# [What to do]
Check every line of the data below for the string "Latest", and copy the ones that hold it.
┄┄┄┄┄┄
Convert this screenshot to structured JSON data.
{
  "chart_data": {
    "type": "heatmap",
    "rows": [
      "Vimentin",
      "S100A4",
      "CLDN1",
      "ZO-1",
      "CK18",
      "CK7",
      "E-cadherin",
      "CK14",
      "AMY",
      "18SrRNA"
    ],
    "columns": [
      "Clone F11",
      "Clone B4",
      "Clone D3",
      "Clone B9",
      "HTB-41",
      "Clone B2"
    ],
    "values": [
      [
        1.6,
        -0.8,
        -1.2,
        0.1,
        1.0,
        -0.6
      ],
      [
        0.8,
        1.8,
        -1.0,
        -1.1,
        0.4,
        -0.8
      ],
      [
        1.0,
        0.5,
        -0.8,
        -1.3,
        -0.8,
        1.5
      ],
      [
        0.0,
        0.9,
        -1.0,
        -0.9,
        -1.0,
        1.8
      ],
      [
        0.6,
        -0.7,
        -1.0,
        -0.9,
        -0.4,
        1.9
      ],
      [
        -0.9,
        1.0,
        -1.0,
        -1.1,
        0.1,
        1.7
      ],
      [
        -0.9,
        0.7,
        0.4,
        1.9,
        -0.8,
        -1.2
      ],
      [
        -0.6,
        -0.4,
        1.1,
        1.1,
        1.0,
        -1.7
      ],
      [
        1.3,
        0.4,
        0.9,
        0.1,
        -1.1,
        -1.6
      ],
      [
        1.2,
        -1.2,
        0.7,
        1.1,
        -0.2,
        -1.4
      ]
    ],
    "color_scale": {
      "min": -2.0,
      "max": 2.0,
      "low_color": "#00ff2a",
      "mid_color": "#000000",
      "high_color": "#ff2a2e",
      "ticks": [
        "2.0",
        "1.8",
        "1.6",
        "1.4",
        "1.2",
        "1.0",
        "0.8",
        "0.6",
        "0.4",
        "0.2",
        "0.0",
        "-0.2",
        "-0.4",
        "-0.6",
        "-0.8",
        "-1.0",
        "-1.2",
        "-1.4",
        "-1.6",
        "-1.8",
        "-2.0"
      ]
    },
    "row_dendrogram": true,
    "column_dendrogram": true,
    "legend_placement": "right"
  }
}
┄┄┄┄┄┄
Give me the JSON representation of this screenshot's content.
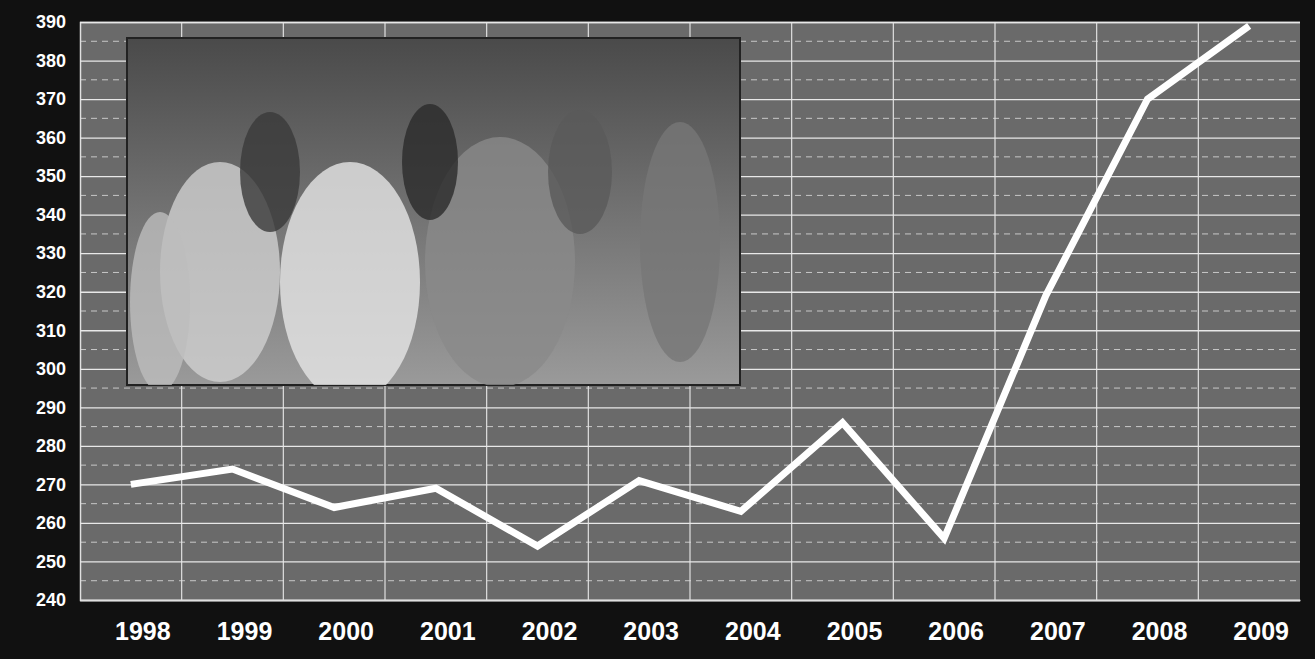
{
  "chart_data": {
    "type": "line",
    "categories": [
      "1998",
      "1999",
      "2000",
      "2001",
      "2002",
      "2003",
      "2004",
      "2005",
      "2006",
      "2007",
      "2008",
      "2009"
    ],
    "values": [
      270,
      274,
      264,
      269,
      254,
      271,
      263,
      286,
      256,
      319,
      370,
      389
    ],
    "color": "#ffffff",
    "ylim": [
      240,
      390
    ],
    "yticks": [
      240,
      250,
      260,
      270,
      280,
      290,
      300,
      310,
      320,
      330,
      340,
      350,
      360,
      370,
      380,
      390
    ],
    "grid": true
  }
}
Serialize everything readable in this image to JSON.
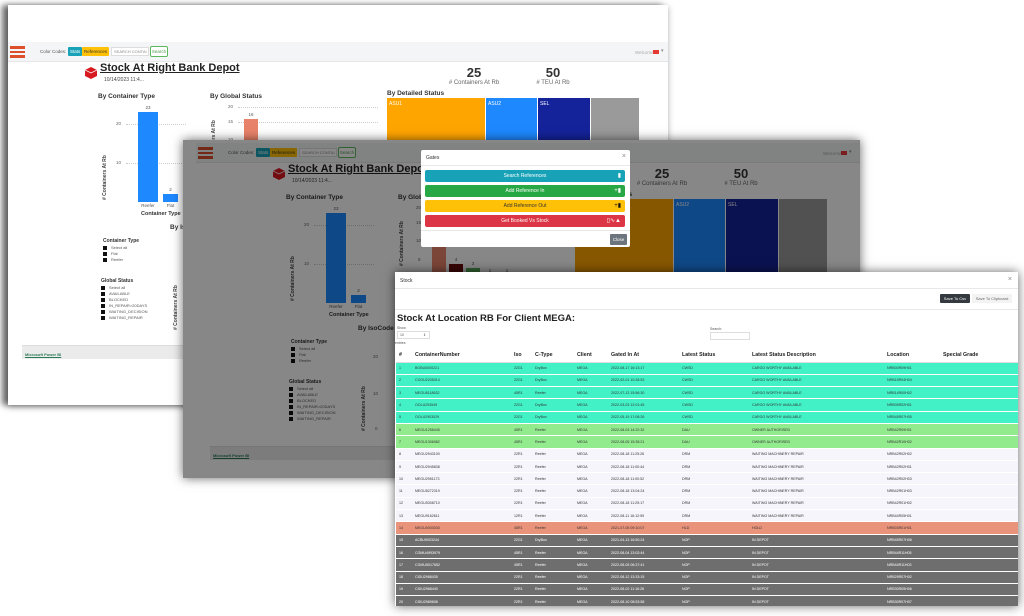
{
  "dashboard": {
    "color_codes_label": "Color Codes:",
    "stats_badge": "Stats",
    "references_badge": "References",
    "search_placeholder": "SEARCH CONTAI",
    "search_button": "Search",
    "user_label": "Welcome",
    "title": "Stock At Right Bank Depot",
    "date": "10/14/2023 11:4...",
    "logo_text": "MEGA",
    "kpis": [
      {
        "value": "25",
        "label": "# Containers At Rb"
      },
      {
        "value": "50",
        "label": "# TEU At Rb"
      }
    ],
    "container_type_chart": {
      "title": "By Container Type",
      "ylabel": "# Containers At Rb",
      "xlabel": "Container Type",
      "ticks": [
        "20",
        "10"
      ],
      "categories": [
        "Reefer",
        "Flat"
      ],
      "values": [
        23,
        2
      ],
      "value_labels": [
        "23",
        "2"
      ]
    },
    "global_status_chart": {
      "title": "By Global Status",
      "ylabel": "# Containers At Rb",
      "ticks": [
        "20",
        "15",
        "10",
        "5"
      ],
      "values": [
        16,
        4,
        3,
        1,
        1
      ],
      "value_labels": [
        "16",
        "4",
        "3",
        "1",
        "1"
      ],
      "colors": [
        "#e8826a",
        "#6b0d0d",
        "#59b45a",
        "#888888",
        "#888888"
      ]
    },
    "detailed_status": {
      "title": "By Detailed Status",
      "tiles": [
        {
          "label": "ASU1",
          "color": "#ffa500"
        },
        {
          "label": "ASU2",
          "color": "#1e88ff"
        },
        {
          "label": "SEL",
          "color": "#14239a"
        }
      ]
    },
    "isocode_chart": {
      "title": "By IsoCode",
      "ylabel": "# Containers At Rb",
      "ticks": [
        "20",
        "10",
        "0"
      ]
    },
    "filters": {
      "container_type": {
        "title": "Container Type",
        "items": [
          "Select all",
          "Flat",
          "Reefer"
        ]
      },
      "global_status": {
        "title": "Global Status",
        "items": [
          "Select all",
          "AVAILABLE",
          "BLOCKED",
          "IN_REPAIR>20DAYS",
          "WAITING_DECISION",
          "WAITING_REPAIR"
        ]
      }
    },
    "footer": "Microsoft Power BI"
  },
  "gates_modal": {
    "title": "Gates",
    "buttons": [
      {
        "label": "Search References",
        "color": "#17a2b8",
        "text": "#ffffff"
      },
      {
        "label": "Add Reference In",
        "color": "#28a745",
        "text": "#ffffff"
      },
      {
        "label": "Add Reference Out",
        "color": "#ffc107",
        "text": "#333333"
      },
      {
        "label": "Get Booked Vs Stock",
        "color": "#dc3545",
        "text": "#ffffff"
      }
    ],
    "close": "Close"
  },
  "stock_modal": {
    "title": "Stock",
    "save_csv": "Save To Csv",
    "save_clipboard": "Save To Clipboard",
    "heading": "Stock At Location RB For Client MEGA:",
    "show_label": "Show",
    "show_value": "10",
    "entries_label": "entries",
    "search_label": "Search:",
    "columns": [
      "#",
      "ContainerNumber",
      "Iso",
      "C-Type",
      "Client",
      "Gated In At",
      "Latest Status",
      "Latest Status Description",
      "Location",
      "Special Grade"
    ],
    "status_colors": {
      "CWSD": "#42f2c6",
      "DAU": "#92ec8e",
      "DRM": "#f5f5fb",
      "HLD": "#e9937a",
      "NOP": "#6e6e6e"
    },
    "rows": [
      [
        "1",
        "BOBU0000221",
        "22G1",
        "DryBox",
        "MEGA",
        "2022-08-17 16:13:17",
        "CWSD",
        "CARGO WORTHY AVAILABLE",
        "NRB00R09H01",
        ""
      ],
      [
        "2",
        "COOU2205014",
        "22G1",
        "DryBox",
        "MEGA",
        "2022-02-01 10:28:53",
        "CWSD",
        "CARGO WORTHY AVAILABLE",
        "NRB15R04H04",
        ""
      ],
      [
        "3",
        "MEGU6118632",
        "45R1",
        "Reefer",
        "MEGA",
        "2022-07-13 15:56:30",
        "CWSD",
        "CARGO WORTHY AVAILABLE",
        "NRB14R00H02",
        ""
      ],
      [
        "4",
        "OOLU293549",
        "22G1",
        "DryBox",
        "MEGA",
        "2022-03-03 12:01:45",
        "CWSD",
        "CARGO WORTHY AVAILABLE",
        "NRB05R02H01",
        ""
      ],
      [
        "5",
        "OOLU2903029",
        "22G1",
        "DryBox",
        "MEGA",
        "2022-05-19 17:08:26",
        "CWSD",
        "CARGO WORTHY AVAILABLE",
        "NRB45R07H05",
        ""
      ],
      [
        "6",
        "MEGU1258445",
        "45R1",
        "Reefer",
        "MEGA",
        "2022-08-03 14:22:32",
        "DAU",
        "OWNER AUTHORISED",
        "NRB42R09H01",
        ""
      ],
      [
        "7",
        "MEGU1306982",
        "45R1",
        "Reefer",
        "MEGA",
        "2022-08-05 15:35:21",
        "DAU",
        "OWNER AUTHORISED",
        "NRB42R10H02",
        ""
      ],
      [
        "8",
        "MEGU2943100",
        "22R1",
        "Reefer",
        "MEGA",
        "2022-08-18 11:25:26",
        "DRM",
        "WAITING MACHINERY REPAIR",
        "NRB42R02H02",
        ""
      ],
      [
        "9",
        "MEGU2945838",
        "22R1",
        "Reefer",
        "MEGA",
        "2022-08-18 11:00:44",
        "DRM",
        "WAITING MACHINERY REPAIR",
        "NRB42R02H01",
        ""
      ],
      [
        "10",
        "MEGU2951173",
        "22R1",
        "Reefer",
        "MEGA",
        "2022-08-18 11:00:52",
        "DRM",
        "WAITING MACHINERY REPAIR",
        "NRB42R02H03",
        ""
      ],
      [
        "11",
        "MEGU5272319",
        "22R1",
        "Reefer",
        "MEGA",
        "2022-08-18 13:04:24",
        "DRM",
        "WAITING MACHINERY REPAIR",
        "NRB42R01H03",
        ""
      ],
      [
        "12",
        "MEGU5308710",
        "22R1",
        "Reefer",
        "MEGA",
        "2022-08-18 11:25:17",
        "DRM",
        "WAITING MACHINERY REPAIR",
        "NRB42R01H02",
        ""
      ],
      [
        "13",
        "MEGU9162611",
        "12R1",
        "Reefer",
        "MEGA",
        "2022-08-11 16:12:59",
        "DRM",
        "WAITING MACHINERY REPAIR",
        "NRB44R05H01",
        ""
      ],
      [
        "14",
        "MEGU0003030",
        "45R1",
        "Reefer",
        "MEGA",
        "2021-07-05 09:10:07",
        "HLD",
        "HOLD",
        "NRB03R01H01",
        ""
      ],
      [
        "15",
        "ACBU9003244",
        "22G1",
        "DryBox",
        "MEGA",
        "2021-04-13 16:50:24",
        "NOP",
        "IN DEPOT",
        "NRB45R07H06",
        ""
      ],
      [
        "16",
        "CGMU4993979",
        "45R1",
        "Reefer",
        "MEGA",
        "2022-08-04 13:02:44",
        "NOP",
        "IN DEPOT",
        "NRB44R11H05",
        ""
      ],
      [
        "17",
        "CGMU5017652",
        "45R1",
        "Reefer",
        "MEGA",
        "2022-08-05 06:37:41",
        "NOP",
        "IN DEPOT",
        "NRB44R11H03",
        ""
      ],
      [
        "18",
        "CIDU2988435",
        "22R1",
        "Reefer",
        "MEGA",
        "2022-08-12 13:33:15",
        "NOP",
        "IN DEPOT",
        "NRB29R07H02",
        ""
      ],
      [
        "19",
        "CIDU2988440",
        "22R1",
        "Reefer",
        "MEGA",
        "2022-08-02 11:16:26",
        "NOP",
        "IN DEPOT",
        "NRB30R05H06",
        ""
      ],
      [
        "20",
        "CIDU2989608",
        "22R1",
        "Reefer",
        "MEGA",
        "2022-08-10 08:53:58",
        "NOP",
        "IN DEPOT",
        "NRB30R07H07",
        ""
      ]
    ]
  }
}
┄┄┄┄┄┄
# [Solution]
      "Latest Status",
      "Latest Status Description",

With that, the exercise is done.